The task:
Using the material below, copy every line where "الانتقالية" appears.

↓

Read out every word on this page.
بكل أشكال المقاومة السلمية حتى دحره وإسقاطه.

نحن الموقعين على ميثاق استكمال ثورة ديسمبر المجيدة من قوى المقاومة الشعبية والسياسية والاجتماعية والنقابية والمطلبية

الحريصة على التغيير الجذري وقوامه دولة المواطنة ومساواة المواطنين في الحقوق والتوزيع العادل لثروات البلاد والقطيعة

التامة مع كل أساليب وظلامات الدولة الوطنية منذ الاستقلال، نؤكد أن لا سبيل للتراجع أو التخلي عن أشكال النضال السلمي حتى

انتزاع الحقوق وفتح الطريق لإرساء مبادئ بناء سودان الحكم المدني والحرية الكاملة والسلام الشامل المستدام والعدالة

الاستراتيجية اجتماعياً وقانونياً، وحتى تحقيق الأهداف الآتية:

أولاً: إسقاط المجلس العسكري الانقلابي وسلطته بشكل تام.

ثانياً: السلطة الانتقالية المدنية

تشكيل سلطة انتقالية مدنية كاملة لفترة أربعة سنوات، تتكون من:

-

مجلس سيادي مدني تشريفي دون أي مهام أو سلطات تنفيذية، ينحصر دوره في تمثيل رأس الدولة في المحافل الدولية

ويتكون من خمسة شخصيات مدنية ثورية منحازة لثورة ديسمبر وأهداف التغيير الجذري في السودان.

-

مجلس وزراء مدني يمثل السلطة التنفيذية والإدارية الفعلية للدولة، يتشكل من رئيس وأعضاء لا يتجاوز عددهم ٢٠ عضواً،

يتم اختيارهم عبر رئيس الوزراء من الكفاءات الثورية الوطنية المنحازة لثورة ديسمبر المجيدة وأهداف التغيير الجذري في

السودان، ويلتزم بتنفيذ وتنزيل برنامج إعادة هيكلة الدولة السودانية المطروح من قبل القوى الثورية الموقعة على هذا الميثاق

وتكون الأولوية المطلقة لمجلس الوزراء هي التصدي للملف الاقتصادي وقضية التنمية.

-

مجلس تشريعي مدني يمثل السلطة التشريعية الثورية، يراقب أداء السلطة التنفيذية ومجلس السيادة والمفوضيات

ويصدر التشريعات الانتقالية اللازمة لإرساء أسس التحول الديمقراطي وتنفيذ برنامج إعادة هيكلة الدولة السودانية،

↑

Correct response:
ثانياً: السلطة الانتقالية المدنية
ويصدر التشريعات الانتقالية اللازمة لإرساء أسس التحول الديمقراطي وتنفيذ برنامج إعادة هيكلة الدولة السودانية،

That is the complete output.